>> START Material for this exercise
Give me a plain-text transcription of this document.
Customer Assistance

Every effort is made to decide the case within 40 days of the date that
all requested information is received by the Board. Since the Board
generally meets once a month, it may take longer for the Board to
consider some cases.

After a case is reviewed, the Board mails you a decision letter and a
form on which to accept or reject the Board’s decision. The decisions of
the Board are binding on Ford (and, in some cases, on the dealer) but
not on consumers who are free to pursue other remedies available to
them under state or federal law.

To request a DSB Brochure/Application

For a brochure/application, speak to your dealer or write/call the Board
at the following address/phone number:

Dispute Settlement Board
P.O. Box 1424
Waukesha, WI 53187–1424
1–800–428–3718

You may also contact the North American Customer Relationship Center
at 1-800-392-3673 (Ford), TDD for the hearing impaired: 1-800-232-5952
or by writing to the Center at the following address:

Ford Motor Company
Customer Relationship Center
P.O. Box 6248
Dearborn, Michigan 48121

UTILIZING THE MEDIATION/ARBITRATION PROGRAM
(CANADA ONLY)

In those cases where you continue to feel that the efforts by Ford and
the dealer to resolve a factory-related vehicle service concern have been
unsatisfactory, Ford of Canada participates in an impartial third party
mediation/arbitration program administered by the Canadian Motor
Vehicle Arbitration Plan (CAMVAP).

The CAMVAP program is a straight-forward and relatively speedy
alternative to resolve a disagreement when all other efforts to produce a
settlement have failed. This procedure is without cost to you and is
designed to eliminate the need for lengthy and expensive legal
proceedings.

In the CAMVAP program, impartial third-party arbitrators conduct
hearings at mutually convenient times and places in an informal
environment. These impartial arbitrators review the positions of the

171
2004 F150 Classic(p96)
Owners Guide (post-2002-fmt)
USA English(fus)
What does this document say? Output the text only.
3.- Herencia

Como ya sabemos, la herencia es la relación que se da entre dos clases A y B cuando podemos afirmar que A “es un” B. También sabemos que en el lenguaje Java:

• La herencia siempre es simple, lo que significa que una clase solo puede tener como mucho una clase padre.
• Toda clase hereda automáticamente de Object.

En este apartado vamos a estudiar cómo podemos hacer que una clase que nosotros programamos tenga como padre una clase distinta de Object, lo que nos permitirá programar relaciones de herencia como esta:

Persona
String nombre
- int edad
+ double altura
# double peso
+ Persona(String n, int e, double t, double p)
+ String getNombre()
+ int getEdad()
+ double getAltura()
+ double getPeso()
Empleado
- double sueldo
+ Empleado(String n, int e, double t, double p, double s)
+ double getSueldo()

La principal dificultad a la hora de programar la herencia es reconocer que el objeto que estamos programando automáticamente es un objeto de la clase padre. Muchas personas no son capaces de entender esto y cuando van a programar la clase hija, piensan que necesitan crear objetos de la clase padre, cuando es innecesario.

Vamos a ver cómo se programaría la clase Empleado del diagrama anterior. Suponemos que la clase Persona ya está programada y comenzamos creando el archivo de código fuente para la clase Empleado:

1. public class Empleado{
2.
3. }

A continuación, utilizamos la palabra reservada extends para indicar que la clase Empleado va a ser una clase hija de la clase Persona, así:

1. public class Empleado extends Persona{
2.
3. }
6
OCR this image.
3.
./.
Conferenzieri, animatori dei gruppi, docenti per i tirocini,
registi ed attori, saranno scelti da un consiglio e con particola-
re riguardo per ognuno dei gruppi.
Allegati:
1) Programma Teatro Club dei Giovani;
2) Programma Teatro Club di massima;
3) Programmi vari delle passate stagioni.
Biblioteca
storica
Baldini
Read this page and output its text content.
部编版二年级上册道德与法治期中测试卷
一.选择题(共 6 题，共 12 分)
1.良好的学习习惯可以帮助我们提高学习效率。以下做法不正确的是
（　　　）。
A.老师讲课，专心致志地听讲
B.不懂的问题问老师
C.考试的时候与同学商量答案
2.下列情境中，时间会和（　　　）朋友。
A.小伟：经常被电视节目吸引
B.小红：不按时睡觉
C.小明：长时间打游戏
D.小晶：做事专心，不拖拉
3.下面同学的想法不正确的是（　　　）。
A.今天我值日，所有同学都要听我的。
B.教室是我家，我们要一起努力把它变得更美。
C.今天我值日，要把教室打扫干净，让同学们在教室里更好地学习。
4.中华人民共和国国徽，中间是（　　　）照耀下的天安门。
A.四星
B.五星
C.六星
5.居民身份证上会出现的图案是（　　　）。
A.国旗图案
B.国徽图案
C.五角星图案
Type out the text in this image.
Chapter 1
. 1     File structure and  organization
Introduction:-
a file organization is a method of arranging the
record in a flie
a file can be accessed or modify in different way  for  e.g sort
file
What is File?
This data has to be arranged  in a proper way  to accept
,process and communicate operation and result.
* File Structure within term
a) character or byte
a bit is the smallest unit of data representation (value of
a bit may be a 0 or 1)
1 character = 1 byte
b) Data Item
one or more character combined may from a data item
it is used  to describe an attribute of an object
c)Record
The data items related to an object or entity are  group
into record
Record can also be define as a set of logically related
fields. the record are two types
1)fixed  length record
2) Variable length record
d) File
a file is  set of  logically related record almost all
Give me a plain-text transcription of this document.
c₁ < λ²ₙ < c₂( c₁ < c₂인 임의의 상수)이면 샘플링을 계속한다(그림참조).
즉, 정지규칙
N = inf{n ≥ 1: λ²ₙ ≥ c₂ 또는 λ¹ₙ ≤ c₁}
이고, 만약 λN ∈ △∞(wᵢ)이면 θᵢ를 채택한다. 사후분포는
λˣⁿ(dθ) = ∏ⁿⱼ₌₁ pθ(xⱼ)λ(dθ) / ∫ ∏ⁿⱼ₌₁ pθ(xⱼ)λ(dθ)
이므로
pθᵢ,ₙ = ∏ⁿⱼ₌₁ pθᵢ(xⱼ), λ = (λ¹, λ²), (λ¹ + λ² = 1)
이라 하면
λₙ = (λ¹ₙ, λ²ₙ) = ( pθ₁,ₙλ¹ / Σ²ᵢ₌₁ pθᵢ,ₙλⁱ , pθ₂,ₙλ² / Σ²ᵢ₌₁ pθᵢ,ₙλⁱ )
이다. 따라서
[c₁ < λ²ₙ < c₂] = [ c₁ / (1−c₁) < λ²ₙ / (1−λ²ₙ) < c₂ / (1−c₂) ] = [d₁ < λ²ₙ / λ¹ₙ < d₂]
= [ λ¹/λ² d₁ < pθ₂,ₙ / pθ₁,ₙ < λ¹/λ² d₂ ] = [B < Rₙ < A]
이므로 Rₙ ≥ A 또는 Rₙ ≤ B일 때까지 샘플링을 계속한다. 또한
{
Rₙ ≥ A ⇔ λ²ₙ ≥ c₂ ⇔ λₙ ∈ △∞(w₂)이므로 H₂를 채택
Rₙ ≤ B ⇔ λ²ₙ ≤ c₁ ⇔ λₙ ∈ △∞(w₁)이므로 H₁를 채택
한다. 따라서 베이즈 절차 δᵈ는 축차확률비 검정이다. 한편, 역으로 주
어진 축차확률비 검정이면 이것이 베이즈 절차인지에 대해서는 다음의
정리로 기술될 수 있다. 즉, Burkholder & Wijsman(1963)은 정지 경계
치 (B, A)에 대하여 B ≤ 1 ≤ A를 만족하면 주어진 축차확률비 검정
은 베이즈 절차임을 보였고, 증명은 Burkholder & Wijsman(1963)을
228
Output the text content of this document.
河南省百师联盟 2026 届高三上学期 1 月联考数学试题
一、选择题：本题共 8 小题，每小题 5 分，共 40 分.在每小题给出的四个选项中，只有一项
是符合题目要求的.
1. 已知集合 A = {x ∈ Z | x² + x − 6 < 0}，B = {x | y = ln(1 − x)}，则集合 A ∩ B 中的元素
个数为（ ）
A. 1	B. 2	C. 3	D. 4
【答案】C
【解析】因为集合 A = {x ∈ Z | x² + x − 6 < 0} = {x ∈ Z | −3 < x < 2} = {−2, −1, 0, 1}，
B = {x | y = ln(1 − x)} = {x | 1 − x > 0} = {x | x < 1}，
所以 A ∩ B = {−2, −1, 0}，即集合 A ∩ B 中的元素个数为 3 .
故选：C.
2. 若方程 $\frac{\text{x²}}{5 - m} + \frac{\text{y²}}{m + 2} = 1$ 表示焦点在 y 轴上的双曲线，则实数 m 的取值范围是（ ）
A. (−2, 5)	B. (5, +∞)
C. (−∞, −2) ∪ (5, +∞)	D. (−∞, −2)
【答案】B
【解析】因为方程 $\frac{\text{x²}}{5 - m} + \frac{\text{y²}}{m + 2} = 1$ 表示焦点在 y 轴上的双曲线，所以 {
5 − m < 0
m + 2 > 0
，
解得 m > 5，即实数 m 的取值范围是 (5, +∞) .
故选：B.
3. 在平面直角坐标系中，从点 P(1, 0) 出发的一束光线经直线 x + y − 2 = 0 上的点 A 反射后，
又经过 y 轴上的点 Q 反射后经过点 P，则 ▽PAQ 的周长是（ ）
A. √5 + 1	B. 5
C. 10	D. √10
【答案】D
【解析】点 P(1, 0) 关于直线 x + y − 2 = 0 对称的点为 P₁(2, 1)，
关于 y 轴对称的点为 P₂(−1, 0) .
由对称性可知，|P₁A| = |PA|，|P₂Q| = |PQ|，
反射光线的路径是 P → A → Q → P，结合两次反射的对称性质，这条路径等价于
>> END Material for this exercise
Which lines contain the word "automáticamente"? Copy each of them.

• Toda clase hereda automáticamente de Object.
La principal dificultad a la hora de programar la herencia es reconocer que el objeto que estamos programando automáticamente es un objeto de la clase padre. Muchas personas no son capaces de entender esto y cuando van a programar la clase hija, piensan que necesitan crear objetos de la clase padre, cuando es innecesario.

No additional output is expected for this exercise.